START Listed entries
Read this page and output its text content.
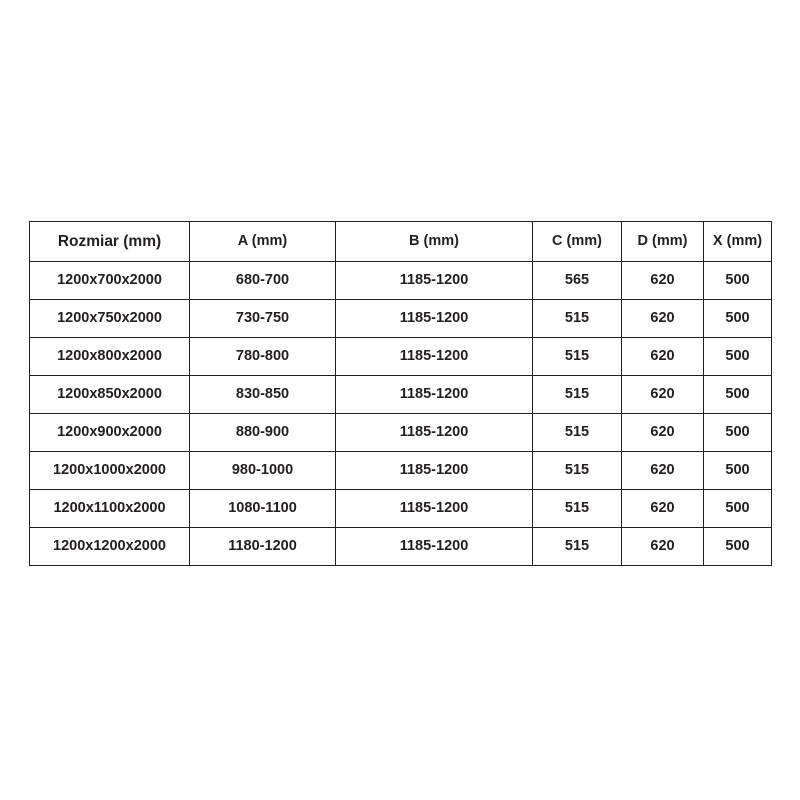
Rozmiar (mm)	A (mm)	B (mm)	C (mm)	D (mm)	X (mm)
1200x700x2000	680-700	1185-1200	565	620	500
1200x750x2000	730-750	1185-1200	515	620	500
1200x800x2000	780-800	1185-1200	515	620	500
1200x850x2000	830-850	1185-1200	515	620	500
1200x900x2000	880-900	1185-1200	515	620	500
1200x1000x2000	980-1000	1185-1200	515	620	500
1200x1100x2000	1080-1100	1185-1200	515	620	500
1200x1200x2000	1180-1200	1185-1200	515	620	500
END Listed entries
Exercise requirements >> Your task is to transcribe all of the records precisely, with no images included.

Full solution >>
Read this page and output its text content.
Rozmiar (mm)	A (mm)	B (mm)	C (mm)	D (mm)	X (mm)
1200x700x2000	680-700	1185-1200	565	620	500
1200x750x2000	730-750	1185-1200	515	620	500
1200x800x2000	780-800	1185-1200	515	620	500
1200x850x2000	830-850	1185-1200	515	620	500
1200x900x2000	880-900	1185-1200	515	620	500
1200x1000x2000	980-1000	1185-1200	515	620	500
1200x1100x2000	1080-1100	1185-1200	515	620	500
1200x1200x2000	1180-1200	1185-1200	515	620	500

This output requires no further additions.